-- begin --
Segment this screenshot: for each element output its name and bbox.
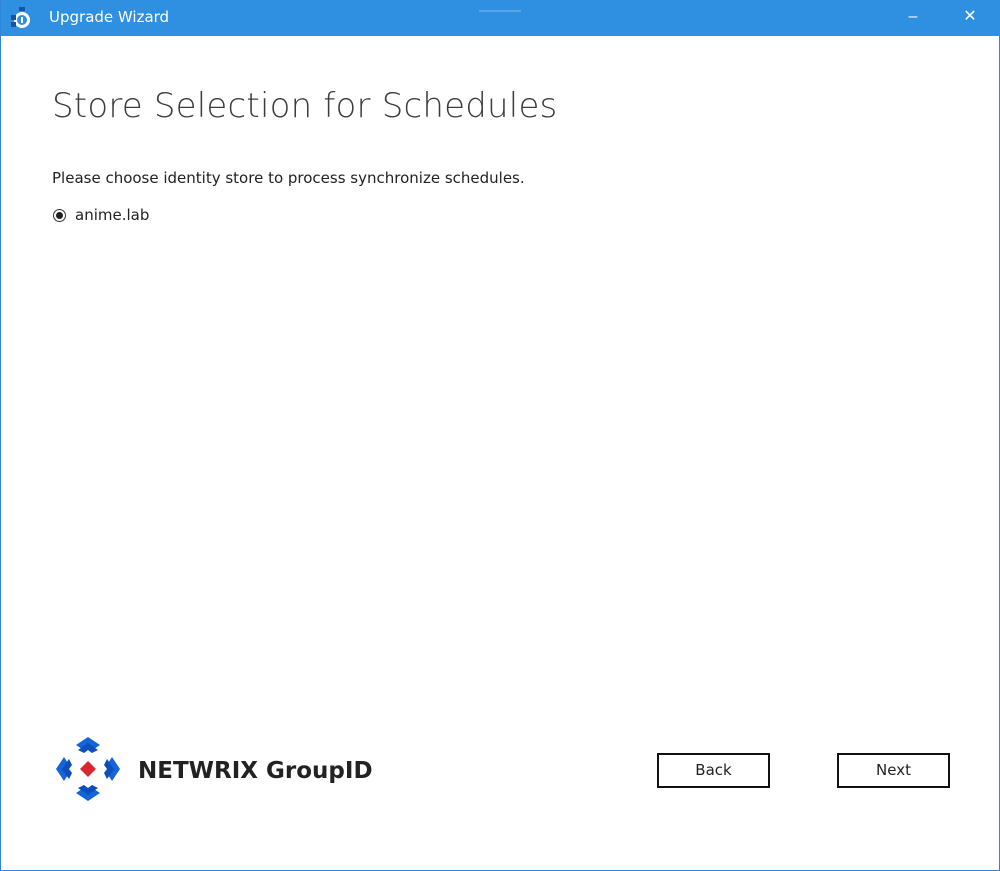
netwrix-logo-icon — [56, 737, 120, 801]
brand-name: NETWRIX GroupID — [138, 758, 373, 784]
app-icon — [11, 7, 30, 28]
store-option-anime-lab[interactable]: anime.lab — [53, 206, 149, 224]
window-title: Upgrade Wizard — [49, 8, 170, 26]
radio-button[interactable] — [53, 208, 66, 222]
title-grip — [479, 10, 521, 12]
page-title: Store Selection for Schedules — [52, 86, 558, 126]
radio-selected-dot — [56, 211, 63, 219]
instruction-text: Please choose identity store to process … — [52, 169, 525, 187]
title-bar[interactable]: Upgrade Wizard – ✕ — [1, 0, 1000, 36]
upgrade-wizard-window: Upgrade Wizard – ✕ Store Selection for S… — [0, 0, 1000, 871]
back-button[interactable]: Back — [657, 753, 770, 788]
close-button[interactable]: ✕ — [947, 0, 993, 36]
minimize-button[interactable]: – — [890, 0, 936, 36]
next-button[interactable]: Next — [837, 753, 950, 788]
store-option-label[interactable]: anime.lab — [75, 206, 149, 224]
-- end --
_Problem description_:
Find every line in the data above that contains the string "radio" and copy each one in full.

_Written answer_:
radio-button[interactable] — [53, 208, 66, 222]
radio-selected-dot — [56, 211, 63, 219]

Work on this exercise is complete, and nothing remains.